== Material shown
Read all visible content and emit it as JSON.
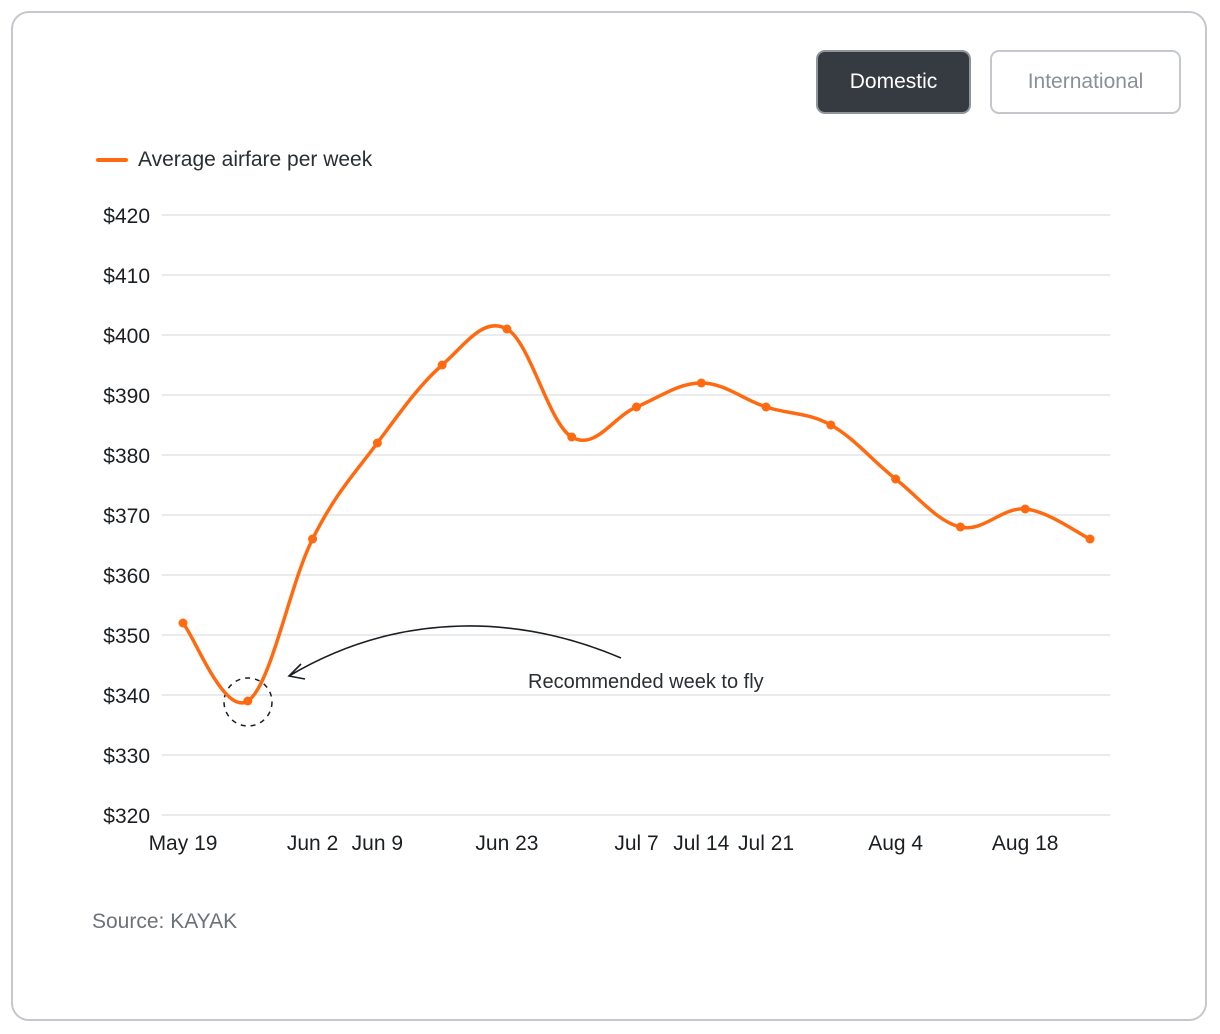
{
  "controls": {
    "domestic_label": "Domestic",
    "international_label": "International",
    "selected": "Domestic"
  },
  "legend": {
    "label": "Average airfare per week"
  },
  "source": "Source: KAYAK",
  "annotation": {
    "text": "Recommended week to fly",
    "target_x": "May 26"
  },
  "colors": {
    "line": "#ff6a10",
    "grid": "#dcdfe2",
    "selected_button": "#353b41"
  },
  "chart_data": {
    "type": "line",
    "title": "",
    "xlabel": "",
    "ylabel": "",
    "ylim": [
      320,
      420
    ],
    "y_ticks": [
      420,
      410,
      400,
      390,
      380,
      370,
      360,
      350,
      340,
      330,
      320
    ],
    "y_tick_labels": [
      "$420",
      "$410",
      "$400",
      "$390",
      "$380",
      "$370",
      "$360",
      "$350",
      "$340",
      "$330",
      "$320"
    ],
    "x_tick_labels": [
      "May 19",
      "Jun 2",
      "Jun 9",
      "Jun 23",
      "Jul 7",
      "Jul 14",
      "Jul 21",
      "Aug 4",
      "Aug 18"
    ],
    "grid": true,
    "legend_position": "top-left",
    "series": [
      {
        "name": "Average airfare per week",
        "x": [
          "May 19",
          "May 26",
          "Jun 2",
          "Jun 9",
          "Jun 16",
          "Jun 23",
          "Jun 30",
          "Jul 7",
          "Jul 14",
          "Jul 21",
          "Jul 28",
          "Aug 4",
          "Aug 11",
          "Aug 18",
          "Aug 25"
        ],
        "values": [
          352,
          339,
          366,
          382,
          395,
          401,
          383,
          388,
          392,
          388,
          385,
          376,
          368,
          371,
          366
        ]
      }
    ]
  }
}
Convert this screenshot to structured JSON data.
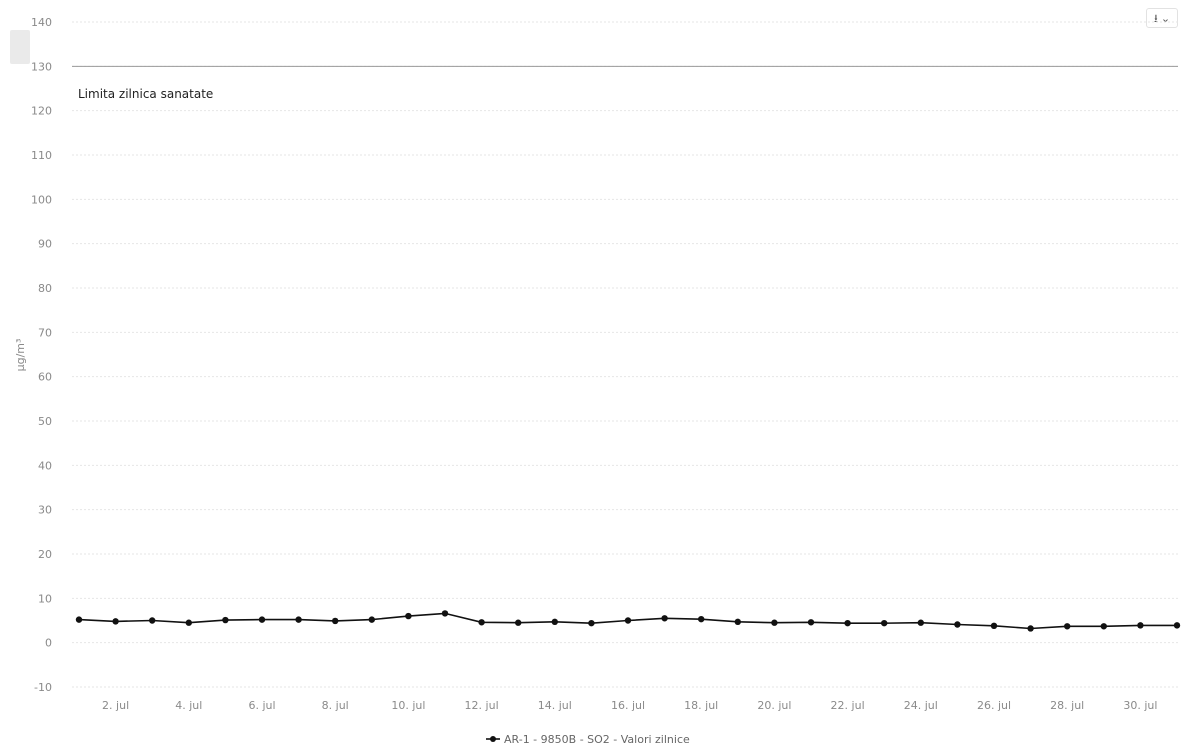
{
  "chart_data": {
    "type": "line",
    "title": "",
    "xlabel": "",
    "ylabel": "µg/m³",
    "ylim": [
      -10,
      140
    ],
    "yticks": [
      -10,
      0,
      10,
      20,
      30,
      40,
      50,
      60,
      70,
      80,
      90,
      100,
      110,
      120,
      130,
      140
    ],
    "xtick_labels": [
      "2. jul",
      "4. jul",
      "6. jul",
      "8. jul",
      "10. jul",
      "12. jul",
      "14. jul",
      "16. jul",
      "18. jul",
      "20. jul",
      "22. jul",
      "24. jul",
      "26. jul",
      "28. jul",
      "30. jul"
    ],
    "grid": true,
    "legend_position": "bottom-center",
    "plot_lines": [
      {
        "label": "Limita zilnica sanatate",
        "value": 125
      }
    ],
    "series": [
      {
        "name": "AR-1 - 9850B - SO2 - Valori zilnice",
        "color": "#111111",
        "x": [
          "1. jul",
          "2. jul",
          "3. jul",
          "4. jul",
          "5. jul",
          "6. jul",
          "7. jul",
          "8. jul",
          "9. jul",
          "10. jul",
          "11. jul",
          "12. jul",
          "13. jul",
          "14. jul",
          "15. jul",
          "16. jul",
          "17. jul",
          "18. jul",
          "19. jul",
          "20. jul",
          "21. jul",
          "22. jul",
          "23. jul",
          "24. jul",
          "25. jul",
          "26. jul",
          "27. jul",
          "28. jul",
          "29. jul",
          "30. jul",
          "31. jul"
        ],
        "values": [
          5.2,
          4.8,
          5.0,
          4.5,
          5.1,
          5.2,
          5.2,
          4.9,
          5.2,
          6.0,
          6.6,
          4.6,
          4.5,
          4.7,
          4.4,
          5.0,
          5.5,
          5.3,
          4.7,
          4.5,
          4.6,
          4.4,
          4.4,
          4.5,
          4.1,
          3.8,
          3.2,
          3.7,
          3.7,
          3.9,
          3.9
        ]
      }
    ]
  },
  "export_menu": {
    "icon": "download-icon",
    "caret": "chevron-down-icon"
  }
}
====
◆ **What you need to do**:
Quote the records above exactly, leaving out any pictures.

◆ **Finished exercise**:
Read all visible content and emit it as JSON.
{
  "controls": {
    "domestic_label": "Domestic",
    "international_label": "International",
    "selected": "Domestic"
  },
  "legend": {
    "label": "Average airfare per week"
  },
  "source": "Source: KAYAK",
  "annotation": {
    "text": "Recommended week to fly",
    "target_x": "May 26"
  },
  "colors": {
    "line": "#ff6a10",
    "grid": "#dcdfe2",
    "selected_button": "#353b41"
  },
  "chart_data": {
    "type": "line",
    "title": "",
    "xlabel": "",
    "ylabel": "",
    "ylim": [
      320,
      420
    ],
    "y_ticks": [
      420,
      410,
      400,
      390,
      380,
      370,
      360,
      350,
      340,
      330,
      320
    ],
    "y_tick_labels": [
      "$420",
      "$410",
      "$400",
      "$390",
      "$380",
      "$370",
      "$360",
      "$350",
      "$340",
      "$330",
      "$320"
    ],
    "x_tick_labels": [
      "May 19",
      "Jun 2",
      "Jun 9",
      "Jun 23",
      "Jul 7",
      "Jul 14",
      "Jul 21",
      "Aug 4",
      "Aug 18"
    ],
    "grid": true,
    "legend_position": "top-left",
    "series": [
      {
        "name": "Average airfare per week",
        "x": [
          "May 19",
          "May 26",
          "Jun 2",
          "Jun 9",
          "Jun 16",
          "Jun 23",
          "Jun 30",
          "Jul 7",
          "Jul 14",
          "Jul 21",
          "Jul 28",
          "Aug 4",
          "Aug 11",
          "Aug 18",
          "Aug 25"
        ],
        "values": [
          352,
          339,
          366,
          382,
          395,
          401,
          383,
          388,
          392,
          388,
          385,
          376,
          368,
          371,
          366
        ]
      }
    ]
  }
}
Convert this screenshot to structured JSON data.
{
  "chart_data": {
    "type": "line",
    "title": "",
    "xlabel": "",
    "ylabel": "µg/m³",
    "ylim": [
      -10,
      140
    ],
    "yticks": [
      -10,
      0,
      10,
      20,
      30,
      40,
      50,
      60,
      70,
      80,
      90,
      100,
      110,
      120,
      130,
      140
    ],
    "xtick_labels": [
      "2. jul",
      "4. jul",
      "6. jul",
      "8. jul",
      "10. jul",
      "12. jul",
      "14. jul",
      "16. jul",
      "18. jul",
      "20. jul",
      "22. jul",
      "24. jul",
      "26. jul",
      "28. jul",
      "30. jul"
    ],
    "grid": true,
    "legend_position": "bottom-center",
    "plot_lines": [
      {
        "label": "Limita zilnica sanatate",
        "value": 125
      }
    ],
    "series": [
      {
        "name": "AR-1 - 9850B - SO2 - Valori zilnice",
        "color": "#111111",
        "x": [
          "1. jul",
          "2. jul",
          "3. jul",
          "4. jul",
          "5. jul",
          "6. jul",
          "7. jul",
          "8. jul",
          "9. jul",
          "10. jul",
          "11. jul",
          "12. jul",
          "13. jul",
          "14. jul",
          "15. jul",
          "16. jul",
          "17. jul",
          "18. jul",
          "19. jul",
          "20. jul",
          "21. jul",
          "22. jul",
          "23. jul",
          "24. jul",
          "25. jul",
          "26. jul",
          "27. jul",
          "28. jul",
          "29. jul",
          "30. jul",
          "31. jul"
        ],
        "values": [
          5.2,
          4.8,
          5.0,
          4.5,
          5.1,
          5.2,
          5.2,
          4.9,
          5.2,
          6.0,
          6.6,
          4.6,
          4.5,
          4.7,
          4.4,
          5.0,
          5.5,
          5.3,
          4.7,
          4.5,
          4.6,
          4.4,
          4.4,
          4.5,
          4.1,
          3.8,
          3.2,
          3.7,
          3.7,
          3.9,
          3.9
        ]
      }
    ]
  },
  "export_menu": {
    "icon": "download-icon",
    "caret": "chevron-down-icon"
  }
}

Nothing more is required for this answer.